• [Given request] Transcribe the material verbatim in full; the pictures do not belong in the copy.

• [Extracted material]
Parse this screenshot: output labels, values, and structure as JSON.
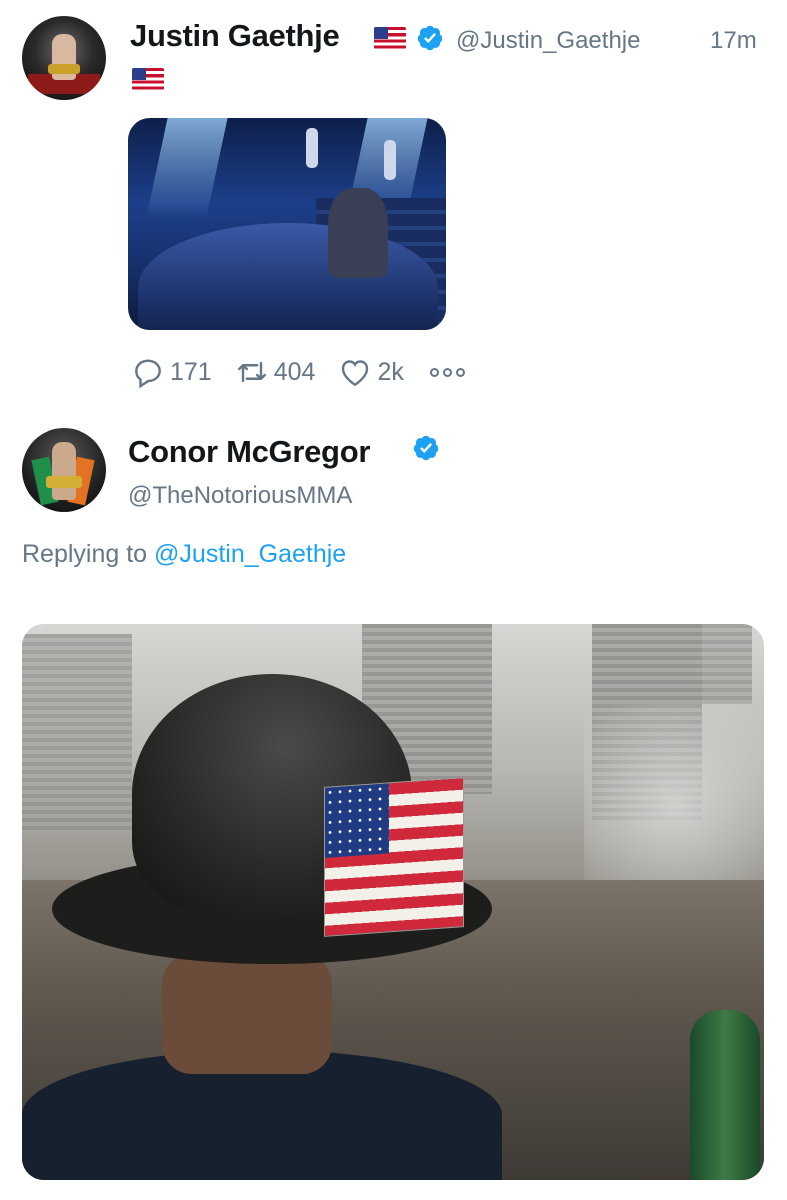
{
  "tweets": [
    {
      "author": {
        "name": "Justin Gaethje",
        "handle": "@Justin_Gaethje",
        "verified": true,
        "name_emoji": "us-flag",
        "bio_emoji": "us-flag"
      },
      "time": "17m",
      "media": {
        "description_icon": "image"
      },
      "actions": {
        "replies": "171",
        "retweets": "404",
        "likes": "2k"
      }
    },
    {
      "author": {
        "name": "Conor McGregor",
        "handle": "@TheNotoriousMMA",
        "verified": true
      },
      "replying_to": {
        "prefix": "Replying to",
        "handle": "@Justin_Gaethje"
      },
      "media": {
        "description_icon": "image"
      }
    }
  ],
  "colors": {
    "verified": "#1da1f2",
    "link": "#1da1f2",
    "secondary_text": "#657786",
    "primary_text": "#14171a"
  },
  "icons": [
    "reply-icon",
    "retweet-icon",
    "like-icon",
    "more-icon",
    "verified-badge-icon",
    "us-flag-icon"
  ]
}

• [The reply]
Parse this screenshot: output labels, values, and structure as JSON.
{
  "tweets": [
    {
      "author": {
        "name": "Justin Gaethje",
        "handle": "@Justin_Gaethje",
        "verified": true,
        "name_emoji": "us-flag",
        "bio_emoji": "us-flag"
      },
      "time": "17m",
      "media": {
        "description_icon": "image"
      },
      "actions": {
        "replies": "171",
        "retweets": "404",
        "likes": "2k"
      }
    },
    {
      "author": {
        "name": "Conor McGregor",
        "handle": "@TheNotoriousMMA",
        "verified": true
      },
      "replying_to": {
        "prefix": "Replying to",
        "handle": "@Justin_Gaethje"
      },
      "media": {
        "description_icon": "image"
      }
    }
  ],
  "colors": {
    "verified": "#1da1f2",
    "link": "#1da1f2",
    "secondary_text": "#657786",
    "primary_text": "#14171a"
  },
  "icons": [
    "reply-icon",
    "retweet-icon",
    "like-icon",
    "more-icon",
    "verified-badge-icon",
    "us-flag-icon"
  ]
}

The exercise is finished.